◆ TASK TO CARRY OUT ◆
Look through the data below and count each line where the word "PATRIOTISMO" appears. Reply with the count alone.

◆ Records from a data collection ◆

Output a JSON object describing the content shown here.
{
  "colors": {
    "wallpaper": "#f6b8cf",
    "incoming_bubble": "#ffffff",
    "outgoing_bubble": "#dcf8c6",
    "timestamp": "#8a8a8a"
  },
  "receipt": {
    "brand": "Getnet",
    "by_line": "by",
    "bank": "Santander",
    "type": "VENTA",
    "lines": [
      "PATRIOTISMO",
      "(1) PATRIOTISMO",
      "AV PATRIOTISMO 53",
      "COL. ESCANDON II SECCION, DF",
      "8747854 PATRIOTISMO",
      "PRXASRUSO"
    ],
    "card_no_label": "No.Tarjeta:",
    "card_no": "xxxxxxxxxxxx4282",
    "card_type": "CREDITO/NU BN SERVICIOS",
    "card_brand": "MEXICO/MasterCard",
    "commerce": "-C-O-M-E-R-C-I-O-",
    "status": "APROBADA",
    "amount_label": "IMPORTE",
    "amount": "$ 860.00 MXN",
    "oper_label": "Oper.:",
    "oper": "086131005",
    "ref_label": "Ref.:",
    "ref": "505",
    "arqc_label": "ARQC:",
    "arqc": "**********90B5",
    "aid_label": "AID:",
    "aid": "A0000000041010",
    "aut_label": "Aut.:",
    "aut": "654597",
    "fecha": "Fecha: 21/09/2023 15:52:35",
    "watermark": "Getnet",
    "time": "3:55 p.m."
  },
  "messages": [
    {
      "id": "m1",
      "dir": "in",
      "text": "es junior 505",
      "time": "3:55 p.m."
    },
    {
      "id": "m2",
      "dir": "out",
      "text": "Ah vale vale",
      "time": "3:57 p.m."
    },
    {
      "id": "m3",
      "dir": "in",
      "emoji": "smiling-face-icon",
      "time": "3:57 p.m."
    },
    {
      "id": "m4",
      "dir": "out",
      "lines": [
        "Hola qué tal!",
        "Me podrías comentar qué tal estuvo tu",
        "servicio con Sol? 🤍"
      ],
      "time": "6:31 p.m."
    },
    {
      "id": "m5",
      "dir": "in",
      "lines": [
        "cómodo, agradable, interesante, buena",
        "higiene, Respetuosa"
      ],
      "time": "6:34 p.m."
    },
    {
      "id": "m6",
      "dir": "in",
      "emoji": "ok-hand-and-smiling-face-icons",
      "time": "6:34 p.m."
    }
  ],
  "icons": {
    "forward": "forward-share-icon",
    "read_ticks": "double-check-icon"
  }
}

◆ FINAL ANSWER ◆
4